[Problem description] Extract every record, keeping each one exactly as it is.

>> Begin Task material

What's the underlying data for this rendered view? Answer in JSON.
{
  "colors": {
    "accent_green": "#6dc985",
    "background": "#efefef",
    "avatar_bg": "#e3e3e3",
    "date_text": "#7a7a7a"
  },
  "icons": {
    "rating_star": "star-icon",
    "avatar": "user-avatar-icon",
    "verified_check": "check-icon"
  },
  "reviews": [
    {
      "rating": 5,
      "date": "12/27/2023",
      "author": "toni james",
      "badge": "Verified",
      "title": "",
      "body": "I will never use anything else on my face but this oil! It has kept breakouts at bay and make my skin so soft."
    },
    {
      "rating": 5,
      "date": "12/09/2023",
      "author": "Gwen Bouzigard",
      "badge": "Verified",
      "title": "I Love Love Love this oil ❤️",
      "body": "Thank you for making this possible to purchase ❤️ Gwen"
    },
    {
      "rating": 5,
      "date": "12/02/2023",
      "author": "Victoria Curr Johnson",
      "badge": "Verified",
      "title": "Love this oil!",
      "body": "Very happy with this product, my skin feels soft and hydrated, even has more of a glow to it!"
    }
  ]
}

>> End Task material

[Result]
What's the underlying data for this rendered view? Answer in JSON.
{
  "colors": {
    "accent_green": "#6dc985",
    "background": "#efefef",
    "avatar_bg": "#e3e3e3",
    "date_text": "#7a7a7a"
  },
  "icons": {
    "rating_star": "star-icon",
    "avatar": "user-avatar-icon",
    "verified_check": "check-icon"
  },
  "reviews": [
    {
      "rating": 5,
      "date": "12/27/2023",
      "author": "toni james",
      "badge": "Verified",
      "title": "",
      "body": "I will never use anything else on my face but this oil! It has kept breakouts at bay and make my skin so soft."
    },
    {
      "rating": 5,
      "date": "12/09/2023",
      "author": "Gwen Bouzigard",
      "badge": "Verified",
      "title": "I Love Love Love this oil ❤️",
      "body": "Thank you for making this possible to purchase ❤️ Gwen"
    },
    {
      "rating": 5,
      "date": "12/02/2023",
      "author": "Victoria Curr Johnson",
      "badge": "Verified",
      "title": "Love this oil!",
      "body": "Very happy with this product, my skin feels soft and hydrated, even has more of a glow to it!"
    }
  ]
}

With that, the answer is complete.